• [Request] In the data that follows, count every line holding the string "studentsys" and give the count alone.

** Start of Stored data **

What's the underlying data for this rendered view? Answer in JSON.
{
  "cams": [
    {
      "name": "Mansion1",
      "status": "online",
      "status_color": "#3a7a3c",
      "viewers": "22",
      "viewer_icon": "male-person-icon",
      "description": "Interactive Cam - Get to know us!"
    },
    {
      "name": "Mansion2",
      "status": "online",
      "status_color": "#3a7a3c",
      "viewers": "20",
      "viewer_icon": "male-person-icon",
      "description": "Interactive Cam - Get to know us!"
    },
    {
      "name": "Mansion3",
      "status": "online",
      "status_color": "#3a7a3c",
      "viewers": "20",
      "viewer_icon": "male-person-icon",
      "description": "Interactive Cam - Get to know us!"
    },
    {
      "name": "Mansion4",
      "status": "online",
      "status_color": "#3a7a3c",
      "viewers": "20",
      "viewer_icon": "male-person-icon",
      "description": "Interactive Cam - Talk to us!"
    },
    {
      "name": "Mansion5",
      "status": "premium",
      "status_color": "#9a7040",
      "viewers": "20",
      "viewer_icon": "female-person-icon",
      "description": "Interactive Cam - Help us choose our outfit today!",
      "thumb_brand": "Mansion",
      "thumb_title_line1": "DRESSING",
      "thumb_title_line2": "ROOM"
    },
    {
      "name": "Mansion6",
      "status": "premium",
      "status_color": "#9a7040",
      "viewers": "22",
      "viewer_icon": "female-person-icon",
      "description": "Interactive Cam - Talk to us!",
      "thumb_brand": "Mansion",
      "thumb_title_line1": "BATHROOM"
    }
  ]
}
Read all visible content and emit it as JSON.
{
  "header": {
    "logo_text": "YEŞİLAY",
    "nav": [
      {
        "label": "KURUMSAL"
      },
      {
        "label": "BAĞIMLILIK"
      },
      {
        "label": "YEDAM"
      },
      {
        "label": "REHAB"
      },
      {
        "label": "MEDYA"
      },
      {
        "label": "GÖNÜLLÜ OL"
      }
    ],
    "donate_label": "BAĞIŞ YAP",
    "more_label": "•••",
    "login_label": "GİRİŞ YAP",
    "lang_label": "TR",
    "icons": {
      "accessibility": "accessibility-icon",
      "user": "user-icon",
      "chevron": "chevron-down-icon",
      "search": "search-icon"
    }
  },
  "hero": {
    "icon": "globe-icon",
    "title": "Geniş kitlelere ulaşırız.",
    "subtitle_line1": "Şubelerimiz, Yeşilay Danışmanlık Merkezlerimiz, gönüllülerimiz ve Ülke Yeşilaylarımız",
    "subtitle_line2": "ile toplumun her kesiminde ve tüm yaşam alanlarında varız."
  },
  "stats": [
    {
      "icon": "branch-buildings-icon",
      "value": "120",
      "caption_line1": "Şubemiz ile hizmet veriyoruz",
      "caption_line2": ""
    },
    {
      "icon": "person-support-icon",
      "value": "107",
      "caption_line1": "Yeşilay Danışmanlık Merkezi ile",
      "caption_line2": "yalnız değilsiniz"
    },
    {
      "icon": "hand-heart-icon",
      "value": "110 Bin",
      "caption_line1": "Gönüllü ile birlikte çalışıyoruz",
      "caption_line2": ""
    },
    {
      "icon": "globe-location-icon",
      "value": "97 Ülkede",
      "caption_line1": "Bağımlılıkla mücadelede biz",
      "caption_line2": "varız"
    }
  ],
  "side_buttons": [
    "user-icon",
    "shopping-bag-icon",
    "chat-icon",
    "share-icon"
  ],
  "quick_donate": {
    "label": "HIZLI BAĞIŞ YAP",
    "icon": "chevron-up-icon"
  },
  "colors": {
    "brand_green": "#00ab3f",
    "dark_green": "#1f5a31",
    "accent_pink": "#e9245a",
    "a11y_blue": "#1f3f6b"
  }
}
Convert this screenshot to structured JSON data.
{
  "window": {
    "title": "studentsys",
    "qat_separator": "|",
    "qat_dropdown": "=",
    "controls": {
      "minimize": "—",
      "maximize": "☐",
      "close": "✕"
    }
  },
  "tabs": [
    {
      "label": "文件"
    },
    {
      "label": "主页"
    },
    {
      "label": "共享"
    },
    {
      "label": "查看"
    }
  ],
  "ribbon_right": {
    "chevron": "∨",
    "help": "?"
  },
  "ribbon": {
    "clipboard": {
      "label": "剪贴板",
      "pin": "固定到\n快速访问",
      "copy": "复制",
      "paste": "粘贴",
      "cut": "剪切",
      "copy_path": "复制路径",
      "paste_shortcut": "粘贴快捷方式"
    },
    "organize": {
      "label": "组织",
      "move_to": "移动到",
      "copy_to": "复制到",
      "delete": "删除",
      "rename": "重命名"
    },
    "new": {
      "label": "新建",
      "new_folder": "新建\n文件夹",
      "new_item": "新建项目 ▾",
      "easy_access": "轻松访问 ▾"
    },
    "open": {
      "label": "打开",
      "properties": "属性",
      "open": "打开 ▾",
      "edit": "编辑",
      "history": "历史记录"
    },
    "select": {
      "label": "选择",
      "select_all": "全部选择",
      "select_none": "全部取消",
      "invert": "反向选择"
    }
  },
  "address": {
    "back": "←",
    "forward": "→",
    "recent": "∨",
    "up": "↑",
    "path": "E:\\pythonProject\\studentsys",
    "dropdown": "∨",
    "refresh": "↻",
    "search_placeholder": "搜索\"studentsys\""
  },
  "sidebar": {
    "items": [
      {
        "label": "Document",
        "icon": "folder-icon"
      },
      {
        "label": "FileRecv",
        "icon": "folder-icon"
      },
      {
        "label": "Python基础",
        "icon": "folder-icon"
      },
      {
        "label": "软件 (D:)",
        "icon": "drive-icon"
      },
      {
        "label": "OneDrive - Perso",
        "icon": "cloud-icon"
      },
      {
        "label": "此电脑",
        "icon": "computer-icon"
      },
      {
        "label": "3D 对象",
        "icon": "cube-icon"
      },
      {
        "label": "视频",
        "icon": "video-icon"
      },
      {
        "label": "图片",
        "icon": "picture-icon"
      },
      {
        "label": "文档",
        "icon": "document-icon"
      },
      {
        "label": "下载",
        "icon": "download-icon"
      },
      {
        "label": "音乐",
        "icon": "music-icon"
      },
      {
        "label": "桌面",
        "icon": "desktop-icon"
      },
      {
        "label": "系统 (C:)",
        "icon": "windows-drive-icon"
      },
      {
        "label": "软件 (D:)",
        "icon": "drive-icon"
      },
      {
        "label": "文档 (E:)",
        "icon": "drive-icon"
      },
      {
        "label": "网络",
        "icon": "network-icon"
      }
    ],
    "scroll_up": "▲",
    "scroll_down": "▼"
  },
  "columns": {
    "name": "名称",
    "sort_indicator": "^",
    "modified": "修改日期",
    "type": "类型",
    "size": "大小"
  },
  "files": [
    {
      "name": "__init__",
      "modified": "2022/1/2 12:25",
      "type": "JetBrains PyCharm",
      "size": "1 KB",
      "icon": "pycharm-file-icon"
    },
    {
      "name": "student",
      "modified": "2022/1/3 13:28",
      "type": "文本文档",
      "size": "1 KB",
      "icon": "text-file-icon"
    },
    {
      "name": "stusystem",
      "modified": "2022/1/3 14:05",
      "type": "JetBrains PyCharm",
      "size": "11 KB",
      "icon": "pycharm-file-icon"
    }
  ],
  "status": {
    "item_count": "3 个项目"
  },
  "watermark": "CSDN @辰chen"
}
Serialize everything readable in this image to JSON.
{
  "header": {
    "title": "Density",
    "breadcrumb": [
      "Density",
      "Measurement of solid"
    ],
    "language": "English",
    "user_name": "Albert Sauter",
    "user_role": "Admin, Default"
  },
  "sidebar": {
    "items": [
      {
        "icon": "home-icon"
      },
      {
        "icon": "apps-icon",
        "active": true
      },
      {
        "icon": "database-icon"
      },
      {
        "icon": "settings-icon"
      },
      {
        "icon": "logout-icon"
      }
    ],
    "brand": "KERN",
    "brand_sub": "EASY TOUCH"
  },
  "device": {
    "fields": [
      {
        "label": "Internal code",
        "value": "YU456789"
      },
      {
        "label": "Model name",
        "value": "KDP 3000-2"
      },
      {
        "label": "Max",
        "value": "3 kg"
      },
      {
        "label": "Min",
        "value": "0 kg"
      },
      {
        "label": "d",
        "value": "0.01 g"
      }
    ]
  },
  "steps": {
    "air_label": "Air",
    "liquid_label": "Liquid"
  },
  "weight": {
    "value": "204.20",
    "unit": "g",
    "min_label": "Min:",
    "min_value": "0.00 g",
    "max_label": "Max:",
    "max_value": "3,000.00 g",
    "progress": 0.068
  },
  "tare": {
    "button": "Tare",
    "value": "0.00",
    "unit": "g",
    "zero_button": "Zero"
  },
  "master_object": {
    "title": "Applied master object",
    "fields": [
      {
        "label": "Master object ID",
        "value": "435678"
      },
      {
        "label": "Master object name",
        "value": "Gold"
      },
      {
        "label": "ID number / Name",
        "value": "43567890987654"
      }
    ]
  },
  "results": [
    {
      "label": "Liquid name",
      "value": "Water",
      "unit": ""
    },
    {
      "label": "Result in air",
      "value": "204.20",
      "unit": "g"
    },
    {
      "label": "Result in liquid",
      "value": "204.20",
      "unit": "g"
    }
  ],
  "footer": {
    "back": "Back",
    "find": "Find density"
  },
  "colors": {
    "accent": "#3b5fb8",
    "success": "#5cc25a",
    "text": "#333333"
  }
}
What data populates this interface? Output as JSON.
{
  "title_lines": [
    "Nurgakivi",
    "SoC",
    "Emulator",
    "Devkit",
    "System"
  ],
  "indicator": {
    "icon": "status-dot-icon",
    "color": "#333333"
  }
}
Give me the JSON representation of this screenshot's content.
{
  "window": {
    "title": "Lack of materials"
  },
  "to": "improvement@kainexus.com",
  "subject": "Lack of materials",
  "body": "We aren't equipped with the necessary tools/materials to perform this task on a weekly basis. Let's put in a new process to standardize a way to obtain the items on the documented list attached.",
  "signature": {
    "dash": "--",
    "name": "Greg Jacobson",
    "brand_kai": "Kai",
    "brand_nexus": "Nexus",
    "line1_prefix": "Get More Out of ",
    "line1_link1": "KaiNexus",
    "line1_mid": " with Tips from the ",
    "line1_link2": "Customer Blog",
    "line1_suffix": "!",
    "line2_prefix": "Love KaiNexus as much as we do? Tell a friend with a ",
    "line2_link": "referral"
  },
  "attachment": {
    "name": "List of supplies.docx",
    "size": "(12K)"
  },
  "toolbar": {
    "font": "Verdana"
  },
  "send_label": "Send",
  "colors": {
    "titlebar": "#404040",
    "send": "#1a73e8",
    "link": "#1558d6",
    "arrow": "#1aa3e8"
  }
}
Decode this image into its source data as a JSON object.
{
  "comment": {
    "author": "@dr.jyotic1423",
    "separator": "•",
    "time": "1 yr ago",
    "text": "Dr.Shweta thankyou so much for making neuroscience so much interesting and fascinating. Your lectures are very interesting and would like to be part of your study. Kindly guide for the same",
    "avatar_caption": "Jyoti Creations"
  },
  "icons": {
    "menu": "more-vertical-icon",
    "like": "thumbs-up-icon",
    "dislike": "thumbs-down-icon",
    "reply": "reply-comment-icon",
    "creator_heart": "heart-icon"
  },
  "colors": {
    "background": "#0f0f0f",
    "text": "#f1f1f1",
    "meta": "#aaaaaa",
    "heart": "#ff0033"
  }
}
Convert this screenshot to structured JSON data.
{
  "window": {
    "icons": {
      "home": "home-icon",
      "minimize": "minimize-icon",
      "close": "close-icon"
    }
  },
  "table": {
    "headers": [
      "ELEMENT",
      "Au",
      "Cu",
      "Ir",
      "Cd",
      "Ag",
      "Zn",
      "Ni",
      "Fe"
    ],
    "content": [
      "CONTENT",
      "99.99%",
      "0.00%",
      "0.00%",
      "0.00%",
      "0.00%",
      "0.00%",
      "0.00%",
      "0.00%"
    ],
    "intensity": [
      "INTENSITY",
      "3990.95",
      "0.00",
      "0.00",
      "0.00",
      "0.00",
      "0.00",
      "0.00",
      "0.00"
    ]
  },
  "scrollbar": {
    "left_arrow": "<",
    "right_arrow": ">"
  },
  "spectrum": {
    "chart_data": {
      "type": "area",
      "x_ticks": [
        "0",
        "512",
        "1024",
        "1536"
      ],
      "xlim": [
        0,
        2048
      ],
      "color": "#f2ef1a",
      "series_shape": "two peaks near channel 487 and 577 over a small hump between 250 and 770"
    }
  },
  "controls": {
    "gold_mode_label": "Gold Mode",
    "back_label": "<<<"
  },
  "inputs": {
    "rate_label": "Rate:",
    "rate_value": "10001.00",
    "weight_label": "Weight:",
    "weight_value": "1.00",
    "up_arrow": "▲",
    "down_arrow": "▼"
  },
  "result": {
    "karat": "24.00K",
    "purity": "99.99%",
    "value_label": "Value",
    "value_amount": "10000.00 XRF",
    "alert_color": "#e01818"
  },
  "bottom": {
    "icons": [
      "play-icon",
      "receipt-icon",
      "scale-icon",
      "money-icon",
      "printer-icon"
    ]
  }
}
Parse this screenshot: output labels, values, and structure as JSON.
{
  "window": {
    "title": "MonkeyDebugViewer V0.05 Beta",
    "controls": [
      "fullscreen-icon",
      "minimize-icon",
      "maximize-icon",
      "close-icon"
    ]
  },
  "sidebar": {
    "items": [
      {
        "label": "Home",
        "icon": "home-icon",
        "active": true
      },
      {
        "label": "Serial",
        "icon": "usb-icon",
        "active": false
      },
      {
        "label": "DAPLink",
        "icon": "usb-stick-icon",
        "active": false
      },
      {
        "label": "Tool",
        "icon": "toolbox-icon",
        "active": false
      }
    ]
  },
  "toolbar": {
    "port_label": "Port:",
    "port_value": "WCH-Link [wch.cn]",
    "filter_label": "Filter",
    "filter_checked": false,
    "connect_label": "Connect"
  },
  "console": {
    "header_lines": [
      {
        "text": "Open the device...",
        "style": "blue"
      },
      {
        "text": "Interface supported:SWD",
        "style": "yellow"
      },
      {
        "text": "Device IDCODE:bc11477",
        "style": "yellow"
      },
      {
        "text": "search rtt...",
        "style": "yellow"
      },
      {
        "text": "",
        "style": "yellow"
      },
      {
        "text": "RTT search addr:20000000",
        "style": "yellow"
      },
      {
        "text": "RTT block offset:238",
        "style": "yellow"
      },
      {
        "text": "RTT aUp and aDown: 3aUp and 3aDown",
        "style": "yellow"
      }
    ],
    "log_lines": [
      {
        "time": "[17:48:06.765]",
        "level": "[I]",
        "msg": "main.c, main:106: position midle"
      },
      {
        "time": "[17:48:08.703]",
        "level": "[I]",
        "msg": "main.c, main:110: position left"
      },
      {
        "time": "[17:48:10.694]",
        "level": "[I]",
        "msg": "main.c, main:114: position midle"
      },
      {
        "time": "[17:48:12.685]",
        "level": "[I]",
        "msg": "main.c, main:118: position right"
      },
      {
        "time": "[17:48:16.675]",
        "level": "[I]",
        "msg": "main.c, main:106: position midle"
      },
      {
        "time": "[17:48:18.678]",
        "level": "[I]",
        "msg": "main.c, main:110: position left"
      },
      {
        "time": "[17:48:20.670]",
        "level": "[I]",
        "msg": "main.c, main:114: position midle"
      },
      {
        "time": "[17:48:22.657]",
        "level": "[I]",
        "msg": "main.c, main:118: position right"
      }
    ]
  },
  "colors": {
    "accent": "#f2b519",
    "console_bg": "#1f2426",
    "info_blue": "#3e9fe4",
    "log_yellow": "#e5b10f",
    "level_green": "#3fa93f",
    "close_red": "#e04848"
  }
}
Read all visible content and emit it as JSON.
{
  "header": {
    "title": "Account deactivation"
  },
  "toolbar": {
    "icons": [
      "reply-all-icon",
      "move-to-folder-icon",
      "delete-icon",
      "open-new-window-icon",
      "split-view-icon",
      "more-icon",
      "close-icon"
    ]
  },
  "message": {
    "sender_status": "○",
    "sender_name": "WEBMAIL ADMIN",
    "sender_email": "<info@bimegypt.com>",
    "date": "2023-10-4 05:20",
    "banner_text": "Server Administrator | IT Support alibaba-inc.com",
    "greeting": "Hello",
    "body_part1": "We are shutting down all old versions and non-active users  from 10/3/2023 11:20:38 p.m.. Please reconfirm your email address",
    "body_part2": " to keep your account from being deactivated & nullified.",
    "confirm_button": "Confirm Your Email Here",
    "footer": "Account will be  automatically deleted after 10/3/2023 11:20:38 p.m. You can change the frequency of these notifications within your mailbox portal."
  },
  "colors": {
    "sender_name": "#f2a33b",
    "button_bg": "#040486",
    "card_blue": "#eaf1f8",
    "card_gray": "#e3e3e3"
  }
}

** End of Stored data **

• [Solution to this exercise] 3